▸ **Directions**
Leave out any picture and return the remaining listing below exactly as given.

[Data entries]
>>>>
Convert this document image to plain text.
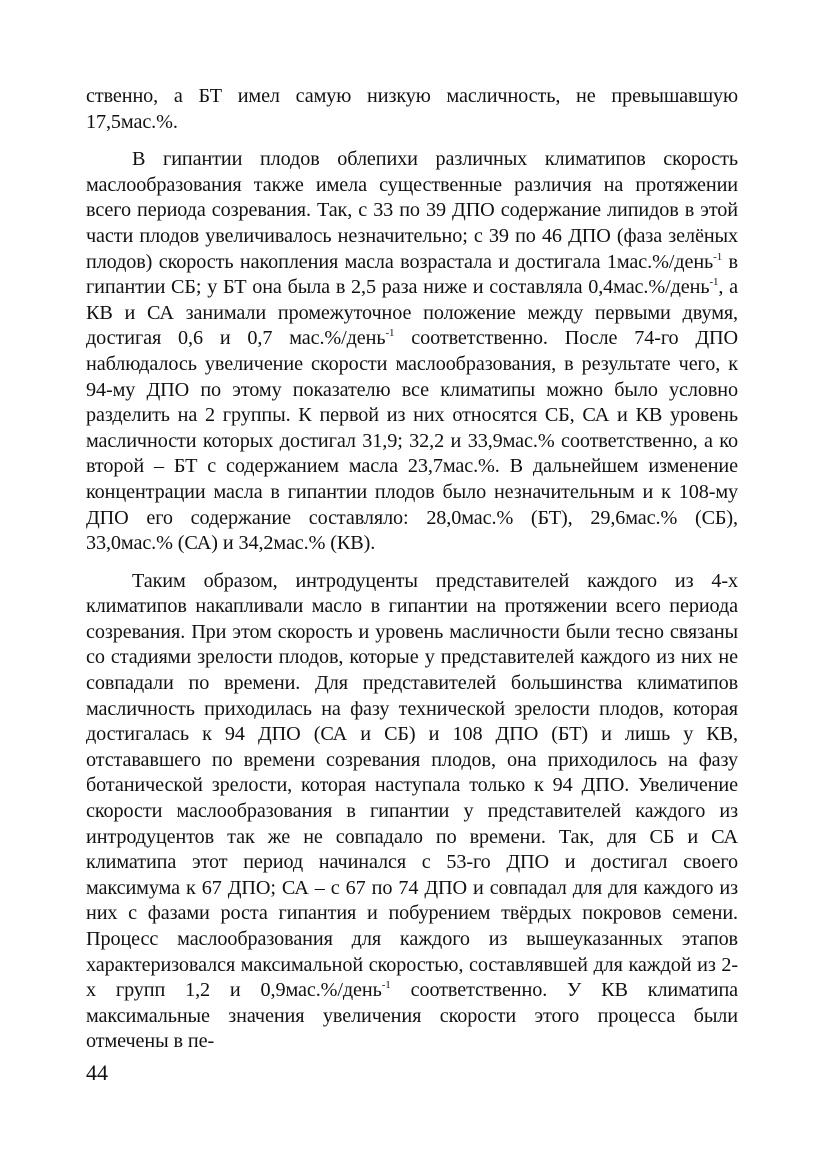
ственно, а БТ имел самую низкую масличность, не превышавшую 17,5мас.%.

В гипантии плодов облепихи различных климатипов скорость маслообразования также имела существенные различия на протяжении всего периода созревания. Так, с 33 по 39 ДПО содержание липидов в этой части плодов увеличивалось незначительно; с 39 по 46 ДПО (фаза зелёных плодов) скорость накопления масла возрастала и достигала 1мас.%/день$^{-1}$ в гипантии СБ; у БТ она была в 2,5 раза ниже и составляла 0,4мас.%/день$^{-1}$, а КВ и СА занимали промежуточное положение между первыми двумя, достигая 0,6 и 0,7 мас.%/день$^{-1}$ соответственно. После 74-го ДПО наблюдалось увеличение скорости маслообразования, в результате чего, к 94-му ДПО по этому показателю все климатипы можно было условно разделить на 2 группы. К первой из них относятся СБ, СА и КВ уровень масличности которых достигал 31,9; 32,2 и 33,9мас.% соответственно, а ко второй – БТ с содержанием масла 23,7мас.%. В дальнейшем изменение концентрации масла в гипантии плодов было незначительным и к 108-му ДПО его содержание составляло: 28,0мас.% (БТ), 29,6мас.% (СБ), 33,0мас.% (СА) и 34,2мас.% (КВ).

Таким образом, интродуценты представителей каждого из 4-х климатипов накапливали масло в гипантии на протяжении всего периода созревания. При этом скорость и уровень масличности были тесно связаны со стадиями зрелости плодов, которые у представителей каждого из них не совпадали по времени. Для представителей большинства климатипов масличность приходилась на фазу технической зрелости плодов, которая достигалась к 94 ДПО (СА и СБ) и 108 ДПО (БТ) и лишь у КВ, отстававшего по времени созревания плодов, она приходилось на фазу ботанической зрелости, которая наступала только к 94 ДПО. Увеличение скорости маслообразования в гипантии у представителей каждого из интродуцентов так же не совпадало по времени. Так, для СБ и СА климатипа этот период начинался с 53-го ДПО и достигал своего максимума к 67 ДПО; СА – с 67 по 74 ДПО и совпадал для для каждого из них с фазами роста гипантия и побурением твёрдых покровов семени. Процесс маслообразования для каждого из вышеуказанных этапов характеризовался максимальной скоростью, составлявшей для каждой из 2-х групп 1,2 и 0,9мас.%/день$^{-1}$ соответственно. У КВ климатипа максимальные значения увеличения скорости этого процесса были отмечены в пе-

44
<<<<
▸ **Response to this exercise**
Convert this document image to plain text.
ственно, а БТ имел самую низкую масличность, не превышавшую 17,5мас.%.

В гипантии плодов облепихи различных климатипов скорость маслообразования также имела существенные различия на протяжении всего периода созревания. Так, с 33 по 39 ДПО содержание липидов в этой части плодов увеличивалось незначительно; с 39 по 46 ДПО (фаза зелёных плодов) скорость накопления масла возрастала и достигала 1мас.%/день$^{-1}$ в гипантии СБ; у БТ она была в 2,5 раза ниже и составляла 0,4мас.%/день$^{-1}$, а КВ и СА занимали промежуточное положение между первыми двумя, достигая 0,6 и 0,7 мас.%/день$^{-1}$ соответственно. После 74-го ДПО наблюдалось увеличение скорости маслообразования, в результате чего, к 94-му ДПО по этому показателю все климатипы можно было условно разделить на 2 группы. К первой из них относятся СБ, СА и КВ уровень масличности которых достигал 31,9; 32,2 и 33,9мас.% соответственно, а ко второй – БТ с содержанием масла 23,7мас.%. В дальнейшем изменение концентрации масла в гипантии плодов было незначительным и к 108-му ДПО его содержание составляло: 28,0мас.% (БТ), 29,6мас.% (СБ), 33,0мас.% (СА) и 34,2мас.% (КВ).

Таким образом, интродуценты представителей каждого из 4-х климатипов накапливали масло в гипантии на протяжении всего периода созревания. При этом скорость и уровень масличности были тесно связаны со стадиями зрелости плодов, которые у представителей каждого из них не совпадали по времени. Для представителей большинства климатипов масличность приходилась на фазу технической зрелости плодов, которая достигалась к 94 ДПО (СА и СБ) и 108 ДПО (БТ) и лишь у КВ, отстававшего по времени созревания плодов, она приходилось на фазу ботанической зрелости, которая наступала только к 94 ДПО. Увеличение скорости маслообразования в гипантии у представителей каждого из интродуцентов так же не совпадало по времени. Так, для СБ и СА климатипа этот период начинался с 53-го ДПО и достигал своего максимума к 67 ДПО; СА – с 67 по 74 ДПО и совпадал для для каждого из них с фазами роста гипантия и побурением твёрдых покровов семени. Процесс маслообразования для каждого из вышеуказанных этапов характеризовался максимальной скоростью, составлявшей для каждой из 2-х групп 1,2 и 0,9мас.%/день$^{-1}$ соответственно. У КВ климатипа максимальные значения увеличения скорости этого процесса были отмечены в пе-

44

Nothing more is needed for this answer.